> [SET EXERCISE]:
Keep the pictures out of the copy and repeat the records exactly.

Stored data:
━━━━━━

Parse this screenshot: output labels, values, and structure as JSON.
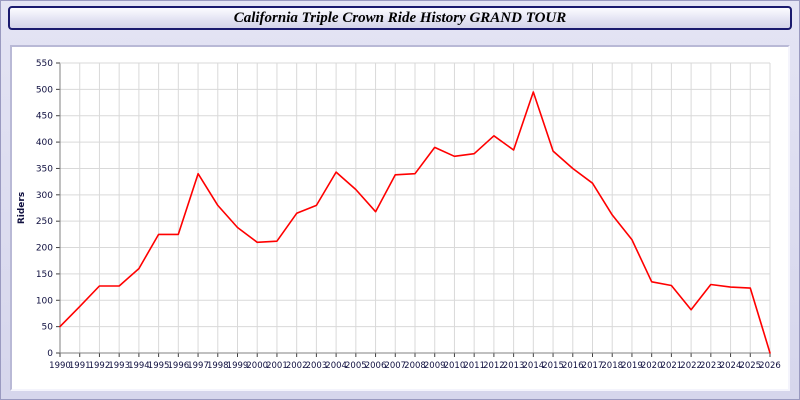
{
  "title": "California Triple Crown Ride History GRAND TOUR",
  "chart_data": {
    "type": "line",
    "title": "California Triple Crown Ride History GRAND TOUR",
    "xlabel": "",
    "ylabel": "Riders",
    "ylim": [
      0,
      550
    ],
    "ytick_step": 50,
    "grid": true,
    "legend_position": "none",
    "line_color": "#ff0000",
    "x": [
      1990,
      1991,
      1992,
      1993,
      1994,
      1995,
      1996,
      1997,
      1998,
      1999,
      2000,
      2001,
      2002,
      2003,
      2004,
      2005,
      2006,
      2007,
      2008,
      2009,
      2010,
      2011,
      2012,
      2013,
      2014,
      2015,
      2016,
      2017,
      2018,
      2019,
      2020,
      2021,
      2022,
      2023,
      2024,
      2025,
      2026
    ],
    "series": [
      {
        "name": "Riders",
        "values": [
          50,
          88,
          127,
          127,
          160,
          225,
          225,
          340,
          280,
          238,
          210,
          212,
          265,
          280,
          343,
          310,
          268,
          338,
          340,
          390,
          373,
          378,
          412,
          385,
          495,
          383,
          350,
          322,
          262,
          215,
          135,
          128,
          82,
          130,
          125,
          123,
          0
        ]
      }
    ]
  }
}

━━━━━━

> [FULL RESPONSE]:
Parse this screenshot: output labels, values, and structure as JSON.
{
  "title": "California Triple Crown Ride History GRAND TOUR",
  "chart_data": {
    "type": "line",
    "title": "California Triple Crown Ride History GRAND TOUR",
    "xlabel": "",
    "ylabel": "Riders",
    "ylim": [
      0,
      550
    ],
    "ytick_step": 50,
    "grid": true,
    "legend_position": "none",
    "line_color": "#ff0000",
    "x": [
      1990,
      1991,
      1992,
      1993,
      1994,
      1995,
      1996,
      1997,
      1998,
      1999,
      2000,
      2001,
      2002,
      2003,
      2004,
      2005,
      2006,
      2007,
      2008,
      2009,
      2010,
      2011,
      2012,
      2013,
      2014,
      2015,
      2016,
      2017,
      2018,
      2019,
      2020,
      2021,
      2022,
      2023,
      2024,
      2025,
      2026
    ],
    "series": [
      {
        "name": "Riders",
        "values": [
          50,
          88,
          127,
          127,
          160,
          225,
          225,
          340,
          280,
          238,
          210,
          212,
          265,
          280,
          343,
          310,
          268,
          338,
          340,
          390,
          373,
          378,
          412,
          385,
          495,
          383,
          350,
          322,
          262,
          215,
          135,
          128,
          82,
          130,
          125,
          123,
          0
        ]
      }
    ]
  }
}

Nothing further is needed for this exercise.